** start MATERIAL FOR THE TASK **
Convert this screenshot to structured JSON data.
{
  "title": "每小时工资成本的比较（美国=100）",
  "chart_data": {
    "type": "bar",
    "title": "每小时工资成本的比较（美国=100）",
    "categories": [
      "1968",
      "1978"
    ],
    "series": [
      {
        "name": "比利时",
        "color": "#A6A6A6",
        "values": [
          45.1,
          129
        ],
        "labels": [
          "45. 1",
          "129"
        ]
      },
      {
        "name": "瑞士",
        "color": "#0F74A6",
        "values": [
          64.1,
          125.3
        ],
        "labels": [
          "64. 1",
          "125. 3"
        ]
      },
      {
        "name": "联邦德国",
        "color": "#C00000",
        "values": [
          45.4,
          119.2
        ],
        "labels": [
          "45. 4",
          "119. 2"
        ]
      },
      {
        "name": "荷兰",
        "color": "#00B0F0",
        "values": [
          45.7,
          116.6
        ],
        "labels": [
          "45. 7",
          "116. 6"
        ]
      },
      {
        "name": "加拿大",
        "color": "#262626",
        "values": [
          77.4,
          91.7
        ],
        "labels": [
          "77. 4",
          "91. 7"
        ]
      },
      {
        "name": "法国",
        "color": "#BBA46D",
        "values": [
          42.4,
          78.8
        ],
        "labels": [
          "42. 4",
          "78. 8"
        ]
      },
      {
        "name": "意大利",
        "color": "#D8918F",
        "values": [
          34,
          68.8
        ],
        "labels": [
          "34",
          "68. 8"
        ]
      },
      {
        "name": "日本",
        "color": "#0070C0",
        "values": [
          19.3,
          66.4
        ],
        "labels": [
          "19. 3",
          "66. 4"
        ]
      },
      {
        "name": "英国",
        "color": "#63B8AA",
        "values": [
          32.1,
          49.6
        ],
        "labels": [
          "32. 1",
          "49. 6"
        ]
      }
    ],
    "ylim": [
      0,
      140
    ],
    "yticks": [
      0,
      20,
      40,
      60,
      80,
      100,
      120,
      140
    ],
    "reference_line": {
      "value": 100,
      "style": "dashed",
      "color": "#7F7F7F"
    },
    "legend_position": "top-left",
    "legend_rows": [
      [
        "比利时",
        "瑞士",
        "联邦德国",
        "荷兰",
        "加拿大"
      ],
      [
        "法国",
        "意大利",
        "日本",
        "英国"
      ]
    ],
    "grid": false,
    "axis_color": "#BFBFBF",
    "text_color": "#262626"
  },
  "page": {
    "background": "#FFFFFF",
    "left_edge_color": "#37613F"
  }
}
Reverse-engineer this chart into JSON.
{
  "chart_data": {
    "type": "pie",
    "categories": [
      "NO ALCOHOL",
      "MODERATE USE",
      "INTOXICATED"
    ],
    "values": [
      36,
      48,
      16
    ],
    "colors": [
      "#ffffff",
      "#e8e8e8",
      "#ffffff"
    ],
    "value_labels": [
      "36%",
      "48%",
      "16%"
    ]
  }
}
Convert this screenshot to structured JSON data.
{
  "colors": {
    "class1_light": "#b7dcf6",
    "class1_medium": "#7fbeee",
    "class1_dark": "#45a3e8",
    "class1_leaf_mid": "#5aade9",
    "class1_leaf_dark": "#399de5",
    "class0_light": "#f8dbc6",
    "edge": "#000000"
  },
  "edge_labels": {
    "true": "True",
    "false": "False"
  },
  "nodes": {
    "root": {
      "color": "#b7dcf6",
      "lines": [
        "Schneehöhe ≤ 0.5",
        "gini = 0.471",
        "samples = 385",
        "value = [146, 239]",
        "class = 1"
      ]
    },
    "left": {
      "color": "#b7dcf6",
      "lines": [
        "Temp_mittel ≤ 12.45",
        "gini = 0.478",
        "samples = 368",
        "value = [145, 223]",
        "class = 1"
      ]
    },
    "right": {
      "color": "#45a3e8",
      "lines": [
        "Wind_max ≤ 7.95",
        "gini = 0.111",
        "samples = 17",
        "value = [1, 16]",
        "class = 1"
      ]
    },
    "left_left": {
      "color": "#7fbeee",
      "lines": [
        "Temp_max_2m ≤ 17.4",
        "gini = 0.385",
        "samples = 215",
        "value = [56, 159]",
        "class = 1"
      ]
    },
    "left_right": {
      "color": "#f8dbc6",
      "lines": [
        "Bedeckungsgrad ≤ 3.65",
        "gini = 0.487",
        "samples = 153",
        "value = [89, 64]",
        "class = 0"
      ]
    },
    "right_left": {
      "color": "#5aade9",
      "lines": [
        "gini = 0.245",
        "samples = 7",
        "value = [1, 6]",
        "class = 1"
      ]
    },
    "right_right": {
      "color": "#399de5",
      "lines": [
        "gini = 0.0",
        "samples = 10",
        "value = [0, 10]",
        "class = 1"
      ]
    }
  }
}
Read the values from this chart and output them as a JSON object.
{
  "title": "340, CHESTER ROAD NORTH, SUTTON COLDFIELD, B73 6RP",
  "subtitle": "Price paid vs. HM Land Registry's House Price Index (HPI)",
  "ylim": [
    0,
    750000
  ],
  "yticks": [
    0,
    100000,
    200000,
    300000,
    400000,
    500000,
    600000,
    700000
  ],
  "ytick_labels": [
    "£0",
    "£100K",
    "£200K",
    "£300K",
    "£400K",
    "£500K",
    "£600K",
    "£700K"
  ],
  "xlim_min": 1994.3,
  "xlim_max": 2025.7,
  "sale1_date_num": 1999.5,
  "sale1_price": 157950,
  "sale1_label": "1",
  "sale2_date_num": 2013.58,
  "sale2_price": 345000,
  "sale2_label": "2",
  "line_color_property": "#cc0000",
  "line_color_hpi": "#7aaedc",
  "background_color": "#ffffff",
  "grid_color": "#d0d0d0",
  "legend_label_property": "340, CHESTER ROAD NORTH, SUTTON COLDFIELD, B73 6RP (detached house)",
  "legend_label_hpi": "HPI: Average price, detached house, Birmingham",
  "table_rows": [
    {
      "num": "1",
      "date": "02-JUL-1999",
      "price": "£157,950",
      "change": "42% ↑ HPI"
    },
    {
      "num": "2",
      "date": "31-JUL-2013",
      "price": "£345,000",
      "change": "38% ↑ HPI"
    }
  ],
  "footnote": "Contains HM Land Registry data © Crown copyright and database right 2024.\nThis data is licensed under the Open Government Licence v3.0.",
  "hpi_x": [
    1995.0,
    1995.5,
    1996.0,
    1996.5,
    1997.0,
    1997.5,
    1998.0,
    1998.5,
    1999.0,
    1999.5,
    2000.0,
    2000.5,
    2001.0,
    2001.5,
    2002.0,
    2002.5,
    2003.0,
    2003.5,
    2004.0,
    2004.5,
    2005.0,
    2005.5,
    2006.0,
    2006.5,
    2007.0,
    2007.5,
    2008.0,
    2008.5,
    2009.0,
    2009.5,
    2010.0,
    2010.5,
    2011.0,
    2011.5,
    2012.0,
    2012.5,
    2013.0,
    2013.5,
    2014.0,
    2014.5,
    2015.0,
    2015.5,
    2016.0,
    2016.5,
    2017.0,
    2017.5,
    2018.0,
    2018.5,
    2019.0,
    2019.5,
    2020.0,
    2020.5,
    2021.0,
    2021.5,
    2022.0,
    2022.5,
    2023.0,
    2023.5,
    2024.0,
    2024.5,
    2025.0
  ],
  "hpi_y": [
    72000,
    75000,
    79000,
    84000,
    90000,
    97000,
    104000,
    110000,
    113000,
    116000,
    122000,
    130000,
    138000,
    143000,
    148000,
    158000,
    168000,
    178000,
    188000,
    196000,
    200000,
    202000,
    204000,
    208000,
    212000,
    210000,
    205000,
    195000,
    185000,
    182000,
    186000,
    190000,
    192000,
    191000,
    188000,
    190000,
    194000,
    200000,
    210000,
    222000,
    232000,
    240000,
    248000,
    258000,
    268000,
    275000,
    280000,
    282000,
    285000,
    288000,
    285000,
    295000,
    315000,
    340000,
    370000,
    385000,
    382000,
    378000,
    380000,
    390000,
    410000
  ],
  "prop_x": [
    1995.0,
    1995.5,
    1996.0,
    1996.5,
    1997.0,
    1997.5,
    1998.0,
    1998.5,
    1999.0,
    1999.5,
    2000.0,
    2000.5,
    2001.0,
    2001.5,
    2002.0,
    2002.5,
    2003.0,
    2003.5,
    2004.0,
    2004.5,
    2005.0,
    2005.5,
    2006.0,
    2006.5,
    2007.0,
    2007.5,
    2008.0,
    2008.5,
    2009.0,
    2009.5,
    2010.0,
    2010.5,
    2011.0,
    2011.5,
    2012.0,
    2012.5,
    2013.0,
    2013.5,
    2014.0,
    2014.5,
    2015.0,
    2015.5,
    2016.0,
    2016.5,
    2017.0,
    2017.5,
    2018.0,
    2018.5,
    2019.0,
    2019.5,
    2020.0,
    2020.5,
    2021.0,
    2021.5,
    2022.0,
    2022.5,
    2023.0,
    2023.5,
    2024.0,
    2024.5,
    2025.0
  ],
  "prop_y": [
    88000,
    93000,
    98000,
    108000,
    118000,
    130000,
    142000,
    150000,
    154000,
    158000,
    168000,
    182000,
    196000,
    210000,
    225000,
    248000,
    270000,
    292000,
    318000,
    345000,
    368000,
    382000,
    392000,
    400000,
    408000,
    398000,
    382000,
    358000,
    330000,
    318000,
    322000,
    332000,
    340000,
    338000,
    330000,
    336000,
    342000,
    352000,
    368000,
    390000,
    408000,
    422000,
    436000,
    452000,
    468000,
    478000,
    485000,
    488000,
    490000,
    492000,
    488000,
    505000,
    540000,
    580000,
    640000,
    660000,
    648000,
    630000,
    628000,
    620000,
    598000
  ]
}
** end MATERIAL FOR THE TASK **
Using the listing above, show each line holding the string "gini".

        "gini = 0.471",
        "gini = 0.478",
        "gini = 0.111",
        "gini = 0.385",
        "gini = 0.487",
        "gini = 0.245",
        "gini = 0.0",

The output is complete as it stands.